[A block of data]
________________________________________

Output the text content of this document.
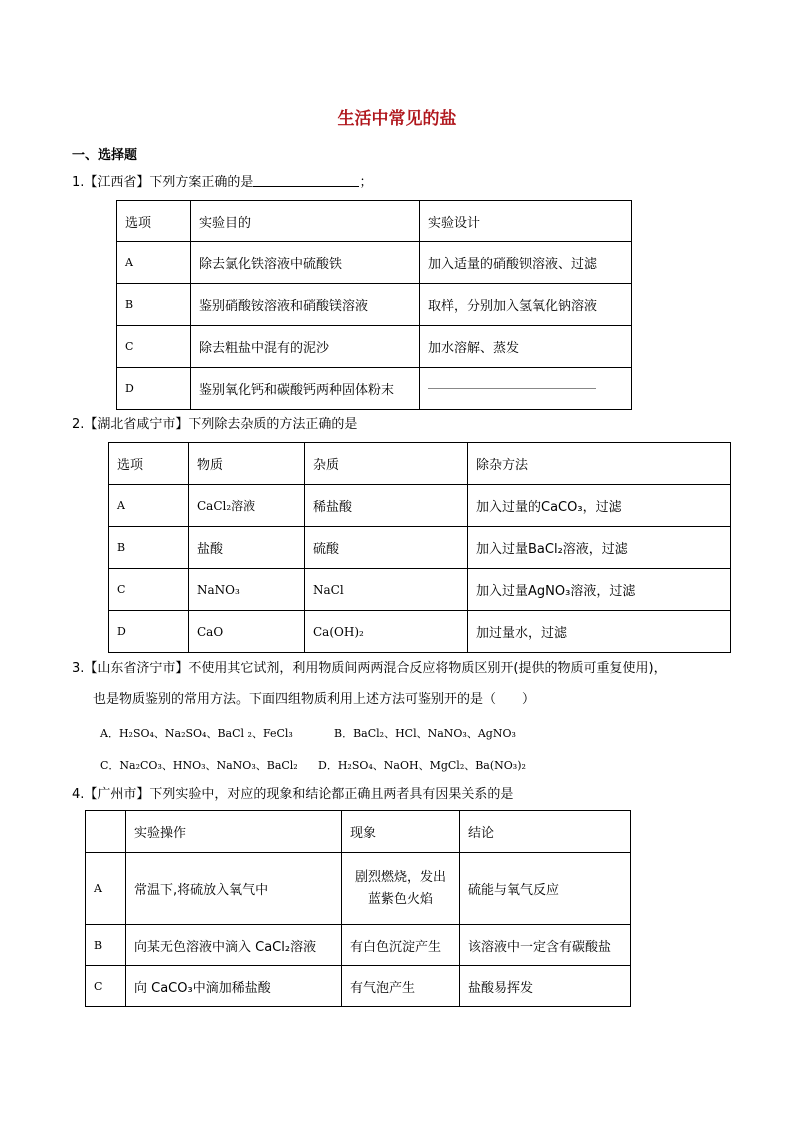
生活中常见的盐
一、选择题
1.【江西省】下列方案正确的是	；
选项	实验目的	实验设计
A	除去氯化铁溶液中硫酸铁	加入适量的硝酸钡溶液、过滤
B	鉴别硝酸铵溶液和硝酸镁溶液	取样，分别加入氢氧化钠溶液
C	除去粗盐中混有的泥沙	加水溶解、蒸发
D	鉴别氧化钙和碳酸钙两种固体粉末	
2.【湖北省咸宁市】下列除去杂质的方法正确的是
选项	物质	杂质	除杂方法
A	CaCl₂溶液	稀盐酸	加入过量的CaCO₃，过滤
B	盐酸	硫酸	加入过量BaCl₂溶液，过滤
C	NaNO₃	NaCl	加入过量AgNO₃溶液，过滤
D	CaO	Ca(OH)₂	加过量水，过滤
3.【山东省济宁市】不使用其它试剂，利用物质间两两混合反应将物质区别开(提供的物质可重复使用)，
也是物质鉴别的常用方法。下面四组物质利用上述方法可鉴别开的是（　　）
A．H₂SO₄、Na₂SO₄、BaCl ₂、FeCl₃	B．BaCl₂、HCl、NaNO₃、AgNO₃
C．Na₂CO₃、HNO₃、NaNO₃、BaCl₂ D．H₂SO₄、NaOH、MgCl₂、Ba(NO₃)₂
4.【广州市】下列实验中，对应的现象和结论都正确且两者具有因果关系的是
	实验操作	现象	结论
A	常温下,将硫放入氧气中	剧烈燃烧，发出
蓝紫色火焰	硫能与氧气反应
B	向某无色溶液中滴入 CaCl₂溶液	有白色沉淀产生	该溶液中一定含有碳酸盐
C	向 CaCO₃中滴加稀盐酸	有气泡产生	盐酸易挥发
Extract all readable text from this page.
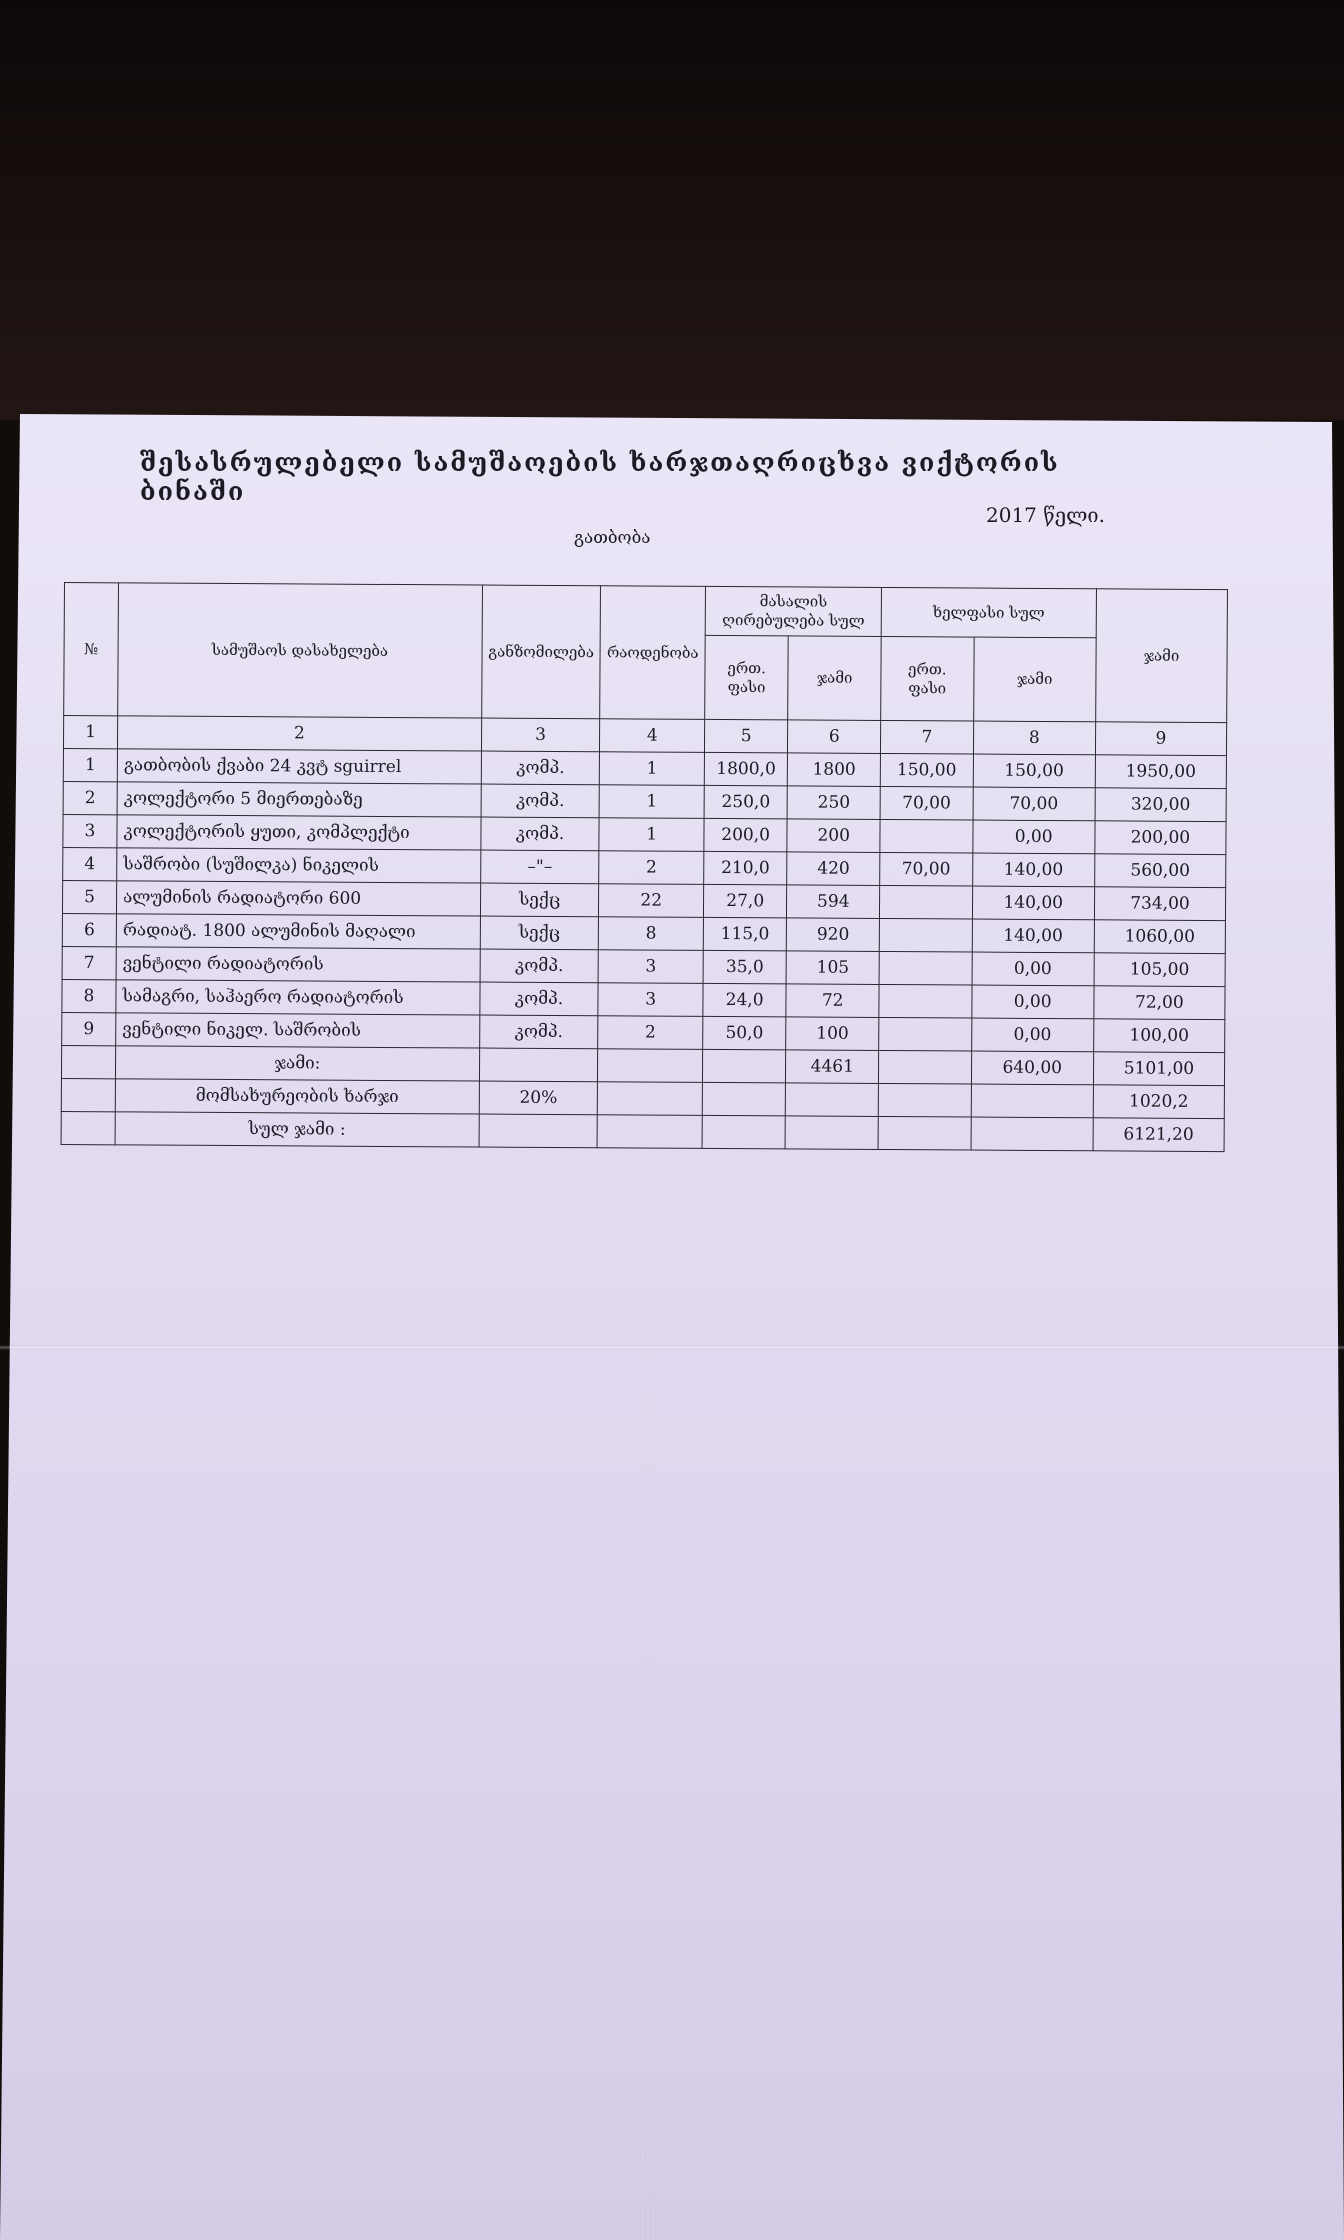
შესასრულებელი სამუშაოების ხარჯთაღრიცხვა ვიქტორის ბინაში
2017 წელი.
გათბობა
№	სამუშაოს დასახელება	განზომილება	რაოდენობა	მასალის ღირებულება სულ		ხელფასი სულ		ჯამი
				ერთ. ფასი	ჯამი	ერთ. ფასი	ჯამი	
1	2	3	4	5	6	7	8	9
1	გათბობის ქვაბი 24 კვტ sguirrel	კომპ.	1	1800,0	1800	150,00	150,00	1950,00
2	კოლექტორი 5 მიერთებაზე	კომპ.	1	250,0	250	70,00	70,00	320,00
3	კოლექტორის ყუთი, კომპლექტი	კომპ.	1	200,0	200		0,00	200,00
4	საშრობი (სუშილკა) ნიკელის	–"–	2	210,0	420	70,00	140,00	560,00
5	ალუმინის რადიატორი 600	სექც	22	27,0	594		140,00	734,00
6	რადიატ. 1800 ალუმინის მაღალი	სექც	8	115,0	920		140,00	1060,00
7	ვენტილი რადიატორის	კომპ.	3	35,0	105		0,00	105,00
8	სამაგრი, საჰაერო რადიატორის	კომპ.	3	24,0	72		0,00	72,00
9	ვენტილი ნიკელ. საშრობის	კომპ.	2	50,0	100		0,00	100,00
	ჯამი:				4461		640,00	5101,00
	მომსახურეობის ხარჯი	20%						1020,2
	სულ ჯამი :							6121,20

________________________________________

What the task requires: Extract each line from the entries above that contains the string "ჯამი".

Written answer:
№	სამუშაოს დასახელება	განზომილება	რაოდენობა	მასალის ღირებულება სულ		ხელფასი სულ		ჯამი
				ერთ. ფასი	ჯამი	ერთ. ფასი	ჯამი	
	ჯამი:				4461		640,00	5101,00
	სულ ჯამი :							6121,20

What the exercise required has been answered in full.